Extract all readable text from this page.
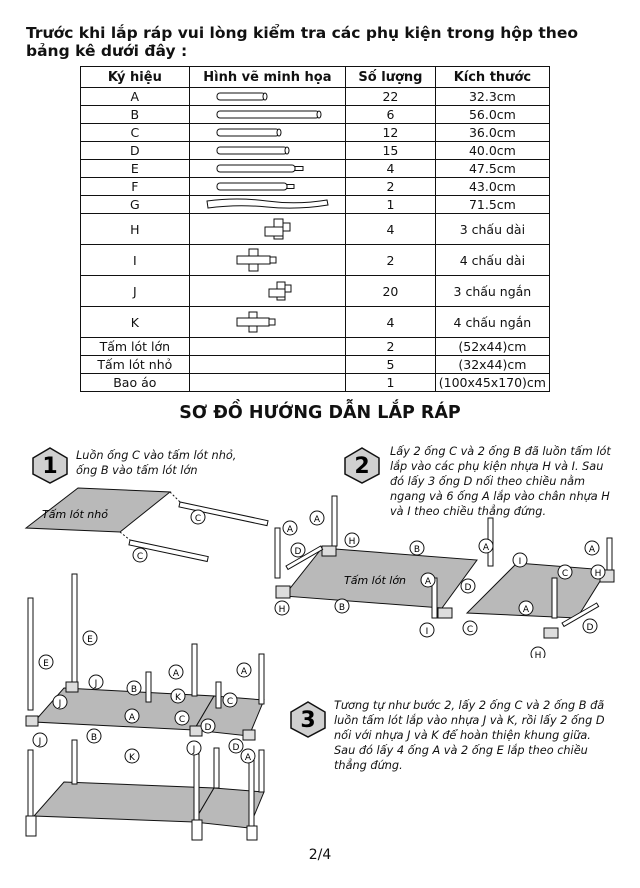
Trước khi lắp ráp vui lòng kiểm tra các phụ kiện trong hộp theo bảng kê dưới đây :

Ký hiệu	Hình vẽ minh họa	Số lượng	Kích thước
A		22	32.3cm
B		6	56.0cm
C		12	36.0cm
D		15	40.0cm
E		4	47.5cm
F		2	43.0cm
G		1	71.5cm
H		4	3 chấu dài
I		2	4 chấu dài
J		20	3 chấu ngắn
K		4	4 chấu ngắn
Tấm lót lớn		2	(52x44)cm
Tấm lót nhỏ		5	(32x44)cm
Bao áo		1	(100x45x170)cm
SƠ ĐỒ HƯỚNG DẪN LẮP RÁP
1 Luồn ống C vào tấm lót nhỏ, ống B vào tấm lót lớn	2

Lấy 2 ống C và 2 ống B đã luồn tấm lót lắp vào các phụ kiện nhựa H và I. Sau đó lấy 3 ống D nối theo chiều nằm ngang và 6 ống A lắp vào chân nhựa H và I theo chiều thẳng đứng.

3

Tương tự như bước 2, lấy 2 ống C và 2 ống B đã luồn tấm lót lắp vào nhựa J và K, rồi lấy 2 ống D nối với nhựa J và K để hoàn thiện khung giữa. Sau đó lấy 4 ống A và 2 ống E lắp theo chiều thẳng đứng.

Tấm lót nhỏ	C
C
Tấm lót lớn
A
A
H
D	B	A
I
A
C	H
A
D
A
H	B
C
I	D
H
E
E
J
B
A	A
K	C
J
A	C
D
B
D
J
K
J
A
2/4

### AIM:
Without including any pictures, please restate all the records exactly.

### ANSWER FOR THIS EXERCISE:
Extract all readable text from this page.
Trước khi lắp ráp vui lòng kiểm tra các phụ kiện trong hộp theo bảng kê dưới đây :

Ký hiệu	Hình vẽ minh họa	Số lượng	Kích thước
A		22	32.3cm
B		6	56.0cm
C		12	36.0cm
D		15	40.0cm
E		4	47.5cm
F		2	43.0cm
G		1	71.5cm
H		4	3 chấu dài
I		2	4 chấu dài
J		20	3 chấu ngắn
K		4	4 chấu ngắn
Tấm lót lớn		2	(52x44)cm
Tấm lót nhỏ		5	(32x44)cm
Bao áo		1	(100x45x170)cm
SƠ ĐỒ HƯỚNG DẪN LẮP RÁP
1 Luồn ống C vào tấm lót nhỏ, ống B vào tấm lót lớn	2

Lấy 2 ống C và 2 ống B đã luồn tấm lót lắp vào các phụ kiện nhựa H và I. Sau đó lấy 3 ống D nối theo chiều nằm ngang và 6 ống A lắp vào chân nhựa H và I theo chiều thẳng đứng.

3

Tương tự như bước 2, lấy 2 ống C và 2 ống B đã luồn tấm lót lắp vào nhựa J và K, rồi lấy 2 ống D nối với nhựa J và K để hoàn thiện khung giữa. Sau đó lấy 4 ống A và 2 ống E lắp theo chiều thẳng đứng.

Tấm lót nhỏ	C
C
Tấm lót lớn
A
A
H
D	B	A
I
A
C	H
A
D
A
H	B
C
I	D
H
E
E
J
B
A	A
K	C
J
A	C
D
B
D
J
K
J
A
2/4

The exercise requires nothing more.